------ Fragmento del documento ------
El resultado de todo esto no es solo ineficiencia. Es una forma sofisticada de dominación. Porque la dependencia estructural genera sumisión. Cuando Catalunya no puede gestionar sus propios trenes, cuando depende de decisiones tomadas a centenares de kilómetros, cuando los apagones o las restricciones eléctricas se explican por una incapacidad técnica impuesta desde fuera, lo que está en juego no es solo el confort o la movilidad, es la libertad. Una nación sin capacidad para construir, gestionar y mantener sus infraestructuras estratégicas no puede considerarse soberana. Y una ciudadanía obligada a aceptar ese deterioro como inevitable, como castigo o como consecuencia de su aspiración democrática, está siendo violentada en sus derechos más básicos.

Desde Catalunya, esta realidad no puede entenderse como una mera deficiencia administrativa. Es una prueba empírica de que el marco estatal actual no funciona, no sirve, no tiene intención de servir. La decadencia de las infraestructuras no es una anomalía, es un síntoma. Y lo es de un Estado que, lejos de corregir sus desequilibrios territoriales, los refuerza cada vez que puede. Porque ese desequilibrio —esa asimetría— es funcional al modelo de dominación: concentra poder, debilita resistencias, somete expectativas.
------ Datos mostrados ------
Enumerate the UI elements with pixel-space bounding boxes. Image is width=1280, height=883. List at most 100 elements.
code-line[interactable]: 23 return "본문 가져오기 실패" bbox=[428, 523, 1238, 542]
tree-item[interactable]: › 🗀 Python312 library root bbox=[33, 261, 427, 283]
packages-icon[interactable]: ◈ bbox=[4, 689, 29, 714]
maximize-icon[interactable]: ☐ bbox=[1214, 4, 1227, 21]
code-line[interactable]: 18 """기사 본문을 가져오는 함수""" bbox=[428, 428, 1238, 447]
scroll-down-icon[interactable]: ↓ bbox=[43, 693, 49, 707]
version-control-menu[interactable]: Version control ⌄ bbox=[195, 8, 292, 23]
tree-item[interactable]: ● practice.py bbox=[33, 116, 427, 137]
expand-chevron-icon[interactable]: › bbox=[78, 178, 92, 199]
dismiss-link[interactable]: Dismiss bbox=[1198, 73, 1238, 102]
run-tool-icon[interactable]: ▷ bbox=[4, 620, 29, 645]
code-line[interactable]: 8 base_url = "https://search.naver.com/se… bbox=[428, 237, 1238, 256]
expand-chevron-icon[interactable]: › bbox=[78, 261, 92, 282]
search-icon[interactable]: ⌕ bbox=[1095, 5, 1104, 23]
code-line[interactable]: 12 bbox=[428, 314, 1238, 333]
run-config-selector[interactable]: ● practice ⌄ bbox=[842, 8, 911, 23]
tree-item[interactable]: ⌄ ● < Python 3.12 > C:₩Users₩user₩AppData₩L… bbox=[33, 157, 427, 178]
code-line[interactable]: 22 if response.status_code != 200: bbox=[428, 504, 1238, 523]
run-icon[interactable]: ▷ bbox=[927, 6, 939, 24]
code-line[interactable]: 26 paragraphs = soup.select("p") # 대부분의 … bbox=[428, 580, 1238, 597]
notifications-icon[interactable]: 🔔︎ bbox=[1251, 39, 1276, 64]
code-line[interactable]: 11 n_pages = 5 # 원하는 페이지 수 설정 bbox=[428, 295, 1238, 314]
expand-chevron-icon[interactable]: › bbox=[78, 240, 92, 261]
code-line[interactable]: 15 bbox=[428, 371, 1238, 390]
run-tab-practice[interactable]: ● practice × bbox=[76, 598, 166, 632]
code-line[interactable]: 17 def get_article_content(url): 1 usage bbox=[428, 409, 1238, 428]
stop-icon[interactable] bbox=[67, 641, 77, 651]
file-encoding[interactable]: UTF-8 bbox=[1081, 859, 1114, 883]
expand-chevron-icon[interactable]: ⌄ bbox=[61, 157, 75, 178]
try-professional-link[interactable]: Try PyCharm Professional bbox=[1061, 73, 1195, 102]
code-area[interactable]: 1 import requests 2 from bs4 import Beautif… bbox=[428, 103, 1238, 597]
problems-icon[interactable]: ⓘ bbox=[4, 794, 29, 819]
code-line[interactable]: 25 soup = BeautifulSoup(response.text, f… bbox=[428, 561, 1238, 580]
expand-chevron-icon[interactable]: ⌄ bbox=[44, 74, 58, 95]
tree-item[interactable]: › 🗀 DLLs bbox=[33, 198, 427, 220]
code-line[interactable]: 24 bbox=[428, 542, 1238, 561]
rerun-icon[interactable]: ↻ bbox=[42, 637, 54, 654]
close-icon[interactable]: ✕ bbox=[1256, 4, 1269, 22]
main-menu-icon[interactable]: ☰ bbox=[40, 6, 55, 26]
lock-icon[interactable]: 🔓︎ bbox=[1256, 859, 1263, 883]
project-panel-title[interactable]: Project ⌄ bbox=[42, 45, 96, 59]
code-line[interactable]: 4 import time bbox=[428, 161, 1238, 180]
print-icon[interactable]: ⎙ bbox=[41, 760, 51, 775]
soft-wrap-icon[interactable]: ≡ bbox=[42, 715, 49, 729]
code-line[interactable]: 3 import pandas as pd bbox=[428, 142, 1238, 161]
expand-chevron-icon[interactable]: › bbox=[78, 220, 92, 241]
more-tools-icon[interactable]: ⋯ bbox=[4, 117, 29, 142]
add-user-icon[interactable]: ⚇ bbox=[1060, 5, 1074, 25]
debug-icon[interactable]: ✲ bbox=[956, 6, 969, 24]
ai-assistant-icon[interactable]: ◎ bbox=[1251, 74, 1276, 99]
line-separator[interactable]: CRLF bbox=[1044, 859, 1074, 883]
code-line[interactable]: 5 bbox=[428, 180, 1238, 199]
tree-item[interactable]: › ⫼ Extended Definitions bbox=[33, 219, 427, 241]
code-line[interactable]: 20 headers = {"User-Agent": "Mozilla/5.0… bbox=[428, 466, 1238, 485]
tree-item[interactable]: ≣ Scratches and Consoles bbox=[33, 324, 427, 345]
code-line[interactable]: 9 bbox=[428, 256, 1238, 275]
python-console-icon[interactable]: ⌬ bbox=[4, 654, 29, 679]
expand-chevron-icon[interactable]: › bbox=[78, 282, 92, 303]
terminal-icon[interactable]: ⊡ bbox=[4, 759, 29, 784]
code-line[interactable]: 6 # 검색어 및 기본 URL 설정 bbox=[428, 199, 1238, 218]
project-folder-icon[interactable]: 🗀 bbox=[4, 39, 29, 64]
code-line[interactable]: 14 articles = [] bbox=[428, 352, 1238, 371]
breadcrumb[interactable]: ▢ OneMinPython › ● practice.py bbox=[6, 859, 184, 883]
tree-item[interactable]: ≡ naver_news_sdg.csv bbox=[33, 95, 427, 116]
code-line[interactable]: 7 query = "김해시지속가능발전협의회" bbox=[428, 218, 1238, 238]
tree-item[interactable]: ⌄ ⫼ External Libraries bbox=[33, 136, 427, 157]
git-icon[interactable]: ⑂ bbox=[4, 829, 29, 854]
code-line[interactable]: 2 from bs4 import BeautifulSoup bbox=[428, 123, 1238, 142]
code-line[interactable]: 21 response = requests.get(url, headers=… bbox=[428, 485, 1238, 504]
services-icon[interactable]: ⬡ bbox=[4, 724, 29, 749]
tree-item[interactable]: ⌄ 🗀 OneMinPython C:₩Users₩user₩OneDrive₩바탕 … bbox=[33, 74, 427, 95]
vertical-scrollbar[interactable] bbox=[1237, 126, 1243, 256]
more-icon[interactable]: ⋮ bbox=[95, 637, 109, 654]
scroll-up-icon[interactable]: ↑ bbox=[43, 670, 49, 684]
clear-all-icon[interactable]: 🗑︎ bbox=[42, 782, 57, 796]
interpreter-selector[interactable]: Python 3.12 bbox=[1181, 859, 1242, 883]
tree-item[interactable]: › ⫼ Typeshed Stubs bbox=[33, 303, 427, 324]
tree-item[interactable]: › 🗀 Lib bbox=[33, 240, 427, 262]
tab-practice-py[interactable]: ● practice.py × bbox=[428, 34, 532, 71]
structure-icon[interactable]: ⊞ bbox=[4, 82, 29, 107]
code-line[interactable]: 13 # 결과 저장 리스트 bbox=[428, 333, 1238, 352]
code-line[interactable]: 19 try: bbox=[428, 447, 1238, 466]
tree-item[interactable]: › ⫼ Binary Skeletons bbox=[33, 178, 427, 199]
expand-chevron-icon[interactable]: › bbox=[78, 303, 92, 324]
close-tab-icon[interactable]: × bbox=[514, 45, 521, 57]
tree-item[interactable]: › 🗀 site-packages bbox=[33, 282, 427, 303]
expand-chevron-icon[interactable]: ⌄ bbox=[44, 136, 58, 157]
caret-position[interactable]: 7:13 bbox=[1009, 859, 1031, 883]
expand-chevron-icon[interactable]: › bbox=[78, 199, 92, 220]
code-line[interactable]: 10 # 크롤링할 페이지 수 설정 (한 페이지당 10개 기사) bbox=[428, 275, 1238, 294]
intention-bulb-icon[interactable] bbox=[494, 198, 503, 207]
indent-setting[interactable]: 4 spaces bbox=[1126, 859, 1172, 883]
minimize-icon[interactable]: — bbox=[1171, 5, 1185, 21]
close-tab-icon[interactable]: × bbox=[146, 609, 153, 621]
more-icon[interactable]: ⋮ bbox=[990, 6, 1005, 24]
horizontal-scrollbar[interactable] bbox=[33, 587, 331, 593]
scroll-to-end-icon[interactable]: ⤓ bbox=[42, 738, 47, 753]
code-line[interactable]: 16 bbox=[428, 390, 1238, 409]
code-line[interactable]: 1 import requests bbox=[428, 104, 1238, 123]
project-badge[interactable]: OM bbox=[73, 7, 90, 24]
------
→ Tarea 1:
Según el fragmento sobre las infraestructuras de Catalunya, ¿qué genera la dependencia estructural?
→ Tarea 2:
Transcribe del fragmento el tramo que va desde "Desde Catalunya, esta" hasta "resistencias, somete expectativas.".
Usa únicamente el fragmento para responder.

→ Respuesta final 1:
La dependencia estructural genera sumisión.

→ Respuesta final 2:
Desde Catalunya, esta realidad no puede entenderse como una mera deficiencia administrativa. Es una prueba empírica de que el marco estatal actual no funciona, no sirve, no tiene intención de servir. La decadencia de las infraestructuras no es una anomalía, es un síntoma. Y lo es de un Estado que, lejos de corregir sus desequilibrios territoriales, los refuerza cada vez que puede. Porque ese desequilibrio —esa asimetría— es funcional al modelo de dominación: concentra poder, debilita resistencias, somete expectativas.